*Written exercise*: Lines that include the word "Funkční" are the ones to copy.

*Records from a dataset*:

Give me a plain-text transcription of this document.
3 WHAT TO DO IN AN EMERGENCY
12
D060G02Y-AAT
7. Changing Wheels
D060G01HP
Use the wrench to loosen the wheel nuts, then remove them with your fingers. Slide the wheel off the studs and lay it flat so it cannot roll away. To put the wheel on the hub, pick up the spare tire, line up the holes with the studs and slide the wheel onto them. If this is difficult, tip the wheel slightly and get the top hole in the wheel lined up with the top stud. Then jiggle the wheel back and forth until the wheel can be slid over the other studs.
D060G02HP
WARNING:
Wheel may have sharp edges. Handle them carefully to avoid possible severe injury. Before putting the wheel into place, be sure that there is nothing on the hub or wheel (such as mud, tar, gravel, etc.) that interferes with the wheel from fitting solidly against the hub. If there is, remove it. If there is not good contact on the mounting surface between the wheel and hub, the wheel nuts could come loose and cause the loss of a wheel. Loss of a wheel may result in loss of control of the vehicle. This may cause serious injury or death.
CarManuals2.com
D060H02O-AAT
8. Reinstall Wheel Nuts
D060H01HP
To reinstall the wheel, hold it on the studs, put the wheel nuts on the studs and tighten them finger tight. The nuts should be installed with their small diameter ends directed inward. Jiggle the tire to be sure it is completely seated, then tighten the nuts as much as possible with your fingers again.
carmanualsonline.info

...

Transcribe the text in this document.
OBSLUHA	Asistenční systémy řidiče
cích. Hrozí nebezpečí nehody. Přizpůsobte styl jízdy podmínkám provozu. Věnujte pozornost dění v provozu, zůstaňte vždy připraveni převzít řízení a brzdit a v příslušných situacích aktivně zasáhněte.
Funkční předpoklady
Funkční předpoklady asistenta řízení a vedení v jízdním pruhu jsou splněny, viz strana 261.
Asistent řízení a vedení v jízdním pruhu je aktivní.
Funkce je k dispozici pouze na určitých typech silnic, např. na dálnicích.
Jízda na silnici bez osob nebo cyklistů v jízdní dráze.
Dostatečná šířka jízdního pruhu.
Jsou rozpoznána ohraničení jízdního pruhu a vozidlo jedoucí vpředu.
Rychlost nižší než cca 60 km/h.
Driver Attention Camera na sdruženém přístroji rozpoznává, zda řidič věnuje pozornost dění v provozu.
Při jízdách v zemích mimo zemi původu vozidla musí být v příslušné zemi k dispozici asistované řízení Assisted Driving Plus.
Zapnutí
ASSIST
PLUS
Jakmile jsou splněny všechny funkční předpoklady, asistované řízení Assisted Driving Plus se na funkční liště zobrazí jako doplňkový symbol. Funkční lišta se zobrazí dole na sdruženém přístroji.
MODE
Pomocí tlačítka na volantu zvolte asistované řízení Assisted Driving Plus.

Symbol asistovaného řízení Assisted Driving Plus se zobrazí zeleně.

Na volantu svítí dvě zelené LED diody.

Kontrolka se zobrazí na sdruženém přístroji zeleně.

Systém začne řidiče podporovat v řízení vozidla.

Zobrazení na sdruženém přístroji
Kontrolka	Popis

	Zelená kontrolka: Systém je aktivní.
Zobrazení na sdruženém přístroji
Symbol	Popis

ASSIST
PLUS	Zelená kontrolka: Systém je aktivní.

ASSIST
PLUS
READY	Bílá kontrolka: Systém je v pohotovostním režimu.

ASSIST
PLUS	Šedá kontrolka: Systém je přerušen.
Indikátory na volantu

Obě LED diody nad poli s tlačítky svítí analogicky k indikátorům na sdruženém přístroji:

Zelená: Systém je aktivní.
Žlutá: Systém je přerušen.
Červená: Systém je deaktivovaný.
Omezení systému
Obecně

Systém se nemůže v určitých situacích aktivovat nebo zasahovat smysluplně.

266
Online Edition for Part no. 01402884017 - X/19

*Solved problem*:
Funkční předpoklady
Funkční předpoklady asistenta řízení a vedení v jízdním pruhu jsou splněny, viz strana 261.
Jakmile jsou splněny všechny funkční předpoklady, asistované řízení Assisted Driving Plus se na funkční liště zobrazí jako doplňkový symbol. Funkční lišta se zobrazí dole na sdruženém přístroji.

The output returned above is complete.